◆ Reading text:
# Molecular Dynamics Study on the Compressive Behavior of Intermetallic Compounds in 3xxx Aluminum Alloys

**Authors:** Yexin Li, Jingyuan Bai, Zhou Yang, Zhongjie Chen, Chuanyang Wang, Quanfeng Zheng, Di Tie

PMC · DOI: 10.3390/ma19030535 · Materials · 2026-01-29

## TL;DR

This study uses molecular dynamics to analyze how temperature and strain rate affect the compressive strength of intermetallic compounds in 3xxx aluminum alloys.

## Contribution

The novel contribution is the systematic investigation of thermal and strain rate sensitivity of specific intermetallic compounds using MEAM and LAMMPS simulations.

## Key findings

- Al2Cu shows the highest compressive strength and stability across temperature ranges.
- Al12Fe3Si2 has the lowest compressive strength compared to other intermetallic compounds.
- Al2Cu exhibits the lowest thermal sensitivity and highest strain rate sensitivity index.

Coordinate annotation records
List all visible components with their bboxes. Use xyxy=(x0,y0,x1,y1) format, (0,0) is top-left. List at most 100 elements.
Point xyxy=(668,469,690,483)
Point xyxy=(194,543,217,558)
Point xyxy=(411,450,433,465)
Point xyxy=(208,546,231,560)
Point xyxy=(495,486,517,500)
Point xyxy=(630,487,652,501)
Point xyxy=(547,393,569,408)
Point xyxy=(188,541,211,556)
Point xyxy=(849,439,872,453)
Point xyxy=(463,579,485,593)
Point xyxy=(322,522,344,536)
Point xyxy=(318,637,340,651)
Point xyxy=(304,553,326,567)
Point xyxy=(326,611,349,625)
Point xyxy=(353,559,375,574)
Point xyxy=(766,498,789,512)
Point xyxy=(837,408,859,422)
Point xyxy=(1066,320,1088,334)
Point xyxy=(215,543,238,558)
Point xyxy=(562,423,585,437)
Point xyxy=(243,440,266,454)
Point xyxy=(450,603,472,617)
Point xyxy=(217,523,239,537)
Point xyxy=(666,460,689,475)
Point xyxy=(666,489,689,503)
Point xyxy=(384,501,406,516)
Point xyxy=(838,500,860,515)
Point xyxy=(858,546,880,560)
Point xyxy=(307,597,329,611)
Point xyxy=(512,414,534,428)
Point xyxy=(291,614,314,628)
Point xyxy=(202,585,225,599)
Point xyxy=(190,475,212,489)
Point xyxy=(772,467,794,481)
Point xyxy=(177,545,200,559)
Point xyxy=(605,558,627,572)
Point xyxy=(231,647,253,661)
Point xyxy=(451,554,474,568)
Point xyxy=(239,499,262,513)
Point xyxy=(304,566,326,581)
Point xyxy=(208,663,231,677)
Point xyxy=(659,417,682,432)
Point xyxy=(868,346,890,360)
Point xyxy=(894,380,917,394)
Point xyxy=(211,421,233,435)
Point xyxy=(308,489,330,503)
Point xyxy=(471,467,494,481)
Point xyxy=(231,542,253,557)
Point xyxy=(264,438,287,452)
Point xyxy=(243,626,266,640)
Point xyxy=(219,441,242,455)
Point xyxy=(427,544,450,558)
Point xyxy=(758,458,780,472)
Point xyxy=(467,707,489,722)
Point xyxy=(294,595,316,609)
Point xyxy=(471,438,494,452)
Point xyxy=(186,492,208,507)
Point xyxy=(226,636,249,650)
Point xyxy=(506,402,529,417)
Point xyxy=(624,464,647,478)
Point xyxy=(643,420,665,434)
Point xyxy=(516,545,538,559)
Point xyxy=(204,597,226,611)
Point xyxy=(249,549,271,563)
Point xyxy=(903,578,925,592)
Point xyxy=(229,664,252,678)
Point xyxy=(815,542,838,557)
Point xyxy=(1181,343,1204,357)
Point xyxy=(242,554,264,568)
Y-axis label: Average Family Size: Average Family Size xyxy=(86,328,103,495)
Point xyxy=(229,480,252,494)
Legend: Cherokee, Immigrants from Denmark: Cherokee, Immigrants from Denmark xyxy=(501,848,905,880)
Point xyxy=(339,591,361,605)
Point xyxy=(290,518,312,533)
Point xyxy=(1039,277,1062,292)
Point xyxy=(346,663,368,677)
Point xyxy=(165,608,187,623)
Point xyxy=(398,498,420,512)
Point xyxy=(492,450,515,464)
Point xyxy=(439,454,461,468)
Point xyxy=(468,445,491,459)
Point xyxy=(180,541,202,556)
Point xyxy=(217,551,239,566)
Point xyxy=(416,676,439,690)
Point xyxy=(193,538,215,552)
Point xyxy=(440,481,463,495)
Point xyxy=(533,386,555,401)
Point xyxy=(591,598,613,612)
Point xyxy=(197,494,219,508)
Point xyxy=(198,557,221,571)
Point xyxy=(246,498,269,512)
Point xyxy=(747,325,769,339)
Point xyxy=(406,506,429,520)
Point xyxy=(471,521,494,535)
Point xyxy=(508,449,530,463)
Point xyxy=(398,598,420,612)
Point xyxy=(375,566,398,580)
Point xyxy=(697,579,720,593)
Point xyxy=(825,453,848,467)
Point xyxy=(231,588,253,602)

◆ Task goal: Write out, word for word, the passage of the molecular dynamics summary starting at "## Key findings" and ending at "other intermetallic compounds.".

◆ Result:
## Key findings

- Al2Cu shows the highest compressive strength and stability across temperature ranges.
- Al12Fe3Si2 has the lowest compressive strength compared to other intermetallic compounds.